Quote all lines below exactly. Images stay out.

Entries from a dataset:
☆ ☆ ☆
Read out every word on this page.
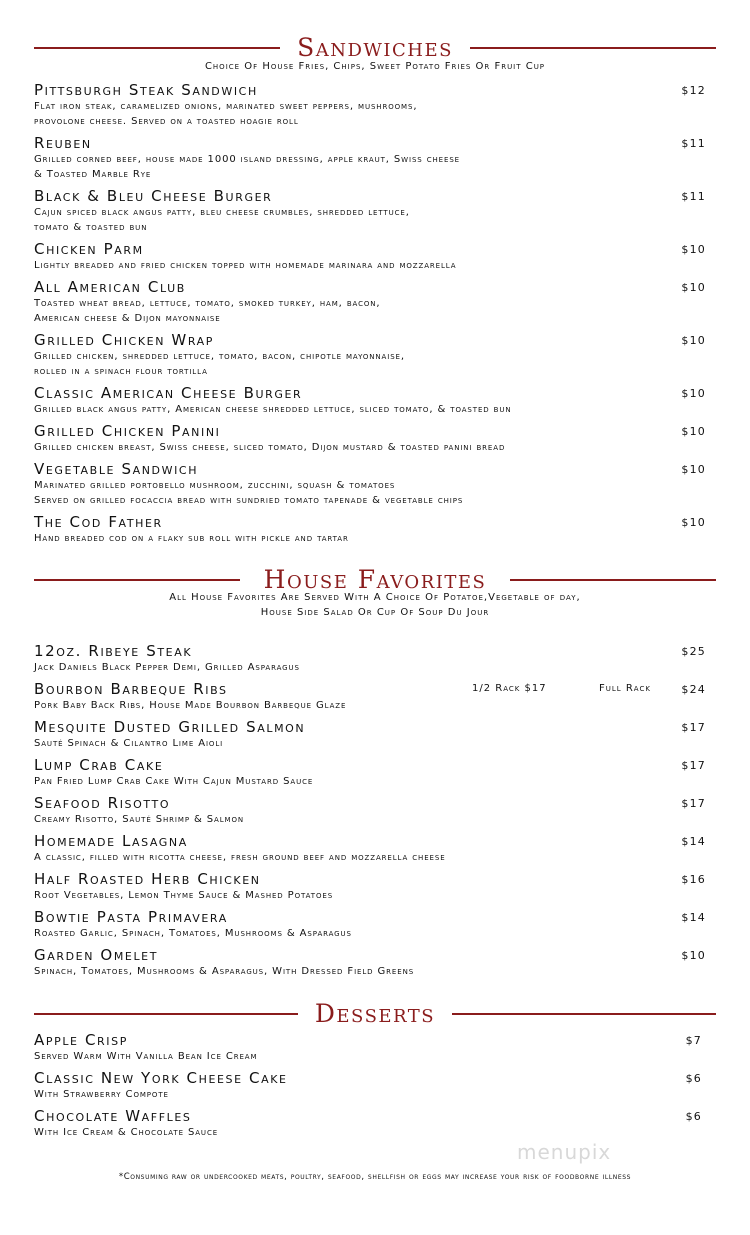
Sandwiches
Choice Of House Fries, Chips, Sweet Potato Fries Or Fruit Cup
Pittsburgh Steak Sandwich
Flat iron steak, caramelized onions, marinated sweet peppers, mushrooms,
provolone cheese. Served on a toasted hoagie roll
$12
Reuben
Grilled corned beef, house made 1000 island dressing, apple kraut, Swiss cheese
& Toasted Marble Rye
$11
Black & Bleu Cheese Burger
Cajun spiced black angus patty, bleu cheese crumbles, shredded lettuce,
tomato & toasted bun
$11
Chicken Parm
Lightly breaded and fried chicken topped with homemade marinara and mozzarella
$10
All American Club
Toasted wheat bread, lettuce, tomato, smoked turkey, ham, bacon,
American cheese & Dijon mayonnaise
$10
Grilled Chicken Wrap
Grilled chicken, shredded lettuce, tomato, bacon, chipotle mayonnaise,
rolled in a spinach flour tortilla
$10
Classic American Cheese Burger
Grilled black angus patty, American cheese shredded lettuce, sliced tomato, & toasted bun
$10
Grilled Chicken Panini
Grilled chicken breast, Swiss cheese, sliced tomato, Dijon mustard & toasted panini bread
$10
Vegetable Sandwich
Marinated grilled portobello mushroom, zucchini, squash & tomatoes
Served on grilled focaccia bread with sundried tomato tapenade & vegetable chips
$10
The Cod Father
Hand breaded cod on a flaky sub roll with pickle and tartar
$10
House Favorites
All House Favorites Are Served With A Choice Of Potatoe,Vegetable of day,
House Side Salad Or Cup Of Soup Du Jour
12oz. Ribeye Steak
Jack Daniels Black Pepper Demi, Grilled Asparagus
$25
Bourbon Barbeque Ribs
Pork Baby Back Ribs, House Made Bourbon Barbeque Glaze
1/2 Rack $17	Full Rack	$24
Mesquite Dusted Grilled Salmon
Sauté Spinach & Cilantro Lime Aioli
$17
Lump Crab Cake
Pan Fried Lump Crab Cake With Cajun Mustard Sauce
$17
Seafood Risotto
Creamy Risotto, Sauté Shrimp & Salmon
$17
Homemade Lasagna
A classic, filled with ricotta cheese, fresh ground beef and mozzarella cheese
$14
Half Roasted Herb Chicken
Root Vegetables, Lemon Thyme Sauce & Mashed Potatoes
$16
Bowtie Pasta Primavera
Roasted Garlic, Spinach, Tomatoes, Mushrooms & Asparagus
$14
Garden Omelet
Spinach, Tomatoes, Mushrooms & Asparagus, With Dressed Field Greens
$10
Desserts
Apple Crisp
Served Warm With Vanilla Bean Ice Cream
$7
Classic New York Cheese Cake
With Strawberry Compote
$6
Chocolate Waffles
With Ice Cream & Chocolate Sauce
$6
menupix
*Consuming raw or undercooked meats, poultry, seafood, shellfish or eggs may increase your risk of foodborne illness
☆ ☆ ☆
WRITTEN SOLUTION:
Read out every word on this page.
Sandwiches
Choice Of House Fries, Chips, Sweet Potato Fries Or Fruit Cup
Pittsburgh Steak Sandwich
Flat iron steak, caramelized onions, marinated sweet peppers, mushrooms,
provolone cheese. Served on a toasted hoagie roll
$12
Reuben
Grilled corned beef, house made 1000 island dressing, apple kraut, Swiss cheese
& Toasted Marble Rye
$11
Black & Bleu Cheese Burger
Cajun spiced black angus patty, bleu cheese crumbles, shredded lettuce,
tomato & toasted bun
$11
Chicken Parm
Lightly breaded and fried chicken topped with homemade marinara and mozzarella
$10
All American Club
Toasted wheat bread, lettuce, tomato, smoked turkey, ham, bacon,
American cheese & Dijon mayonnaise
$10
Grilled Chicken Wrap
Grilled chicken, shredded lettuce, tomato, bacon, chipotle mayonnaise,
rolled in a spinach flour tortilla
$10
Classic American Cheese Burger
Grilled black angus patty, American cheese shredded lettuce, sliced tomato, & toasted bun
$10
Grilled Chicken Panini
Grilled chicken breast, Swiss cheese, sliced tomato, Dijon mustard & toasted panini bread
$10
Vegetable Sandwich
Marinated grilled portobello mushroom, zucchini, squash & tomatoes
Served on grilled focaccia bread with sundried tomato tapenade & vegetable chips
$10
The Cod Father
Hand breaded cod on a flaky sub roll with pickle and tartar
$10
House Favorites
All House Favorites Are Served With A Choice Of Potatoe,Vegetable of day,
House Side Salad Or Cup Of Soup Du Jour
12oz. Ribeye Steak
Jack Daniels Black Pepper Demi, Grilled Asparagus
$25
Bourbon Barbeque Ribs
Pork Baby Back Ribs, House Made Bourbon Barbeque Glaze
1/2 Rack $17	Full Rack	$24
Mesquite Dusted Grilled Salmon
Sauté Spinach & Cilantro Lime Aioli
$17
Lump Crab Cake
Pan Fried Lump Crab Cake With Cajun Mustard Sauce
$17
Seafood Risotto
Creamy Risotto, Sauté Shrimp & Salmon
$17
Homemade Lasagna
A classic, filled with ricotta cheese, fresh ground beef and mozzarella cheese
$14
Half Roasted Herb Chicken
Root Vegetables, Lemon Thyme Sauce & Mashed Potatoes
$16
Bowtie Pasta Primavera
Roasted Garlic, Spinach, Tomatoes, Mushrooms & Asparagus
$14
Garden Omelet
Spinach, Tomatoes, Mushrooms & Asparagus, With Dressed Field Greens
$10
Desserts
Apple Crisp
Served Warm With Vanilla Bean Ice Cream
$7
Classic New York Cheese Cake
With Strawberry Compote
$6
Chocolate Waffles
With Ice Cream & Chocolate Sauce
$6
menupix
*Consuming raw or undercooked meats, poultry, seafood, shellfish or eggs may increase your risk of foodborne illness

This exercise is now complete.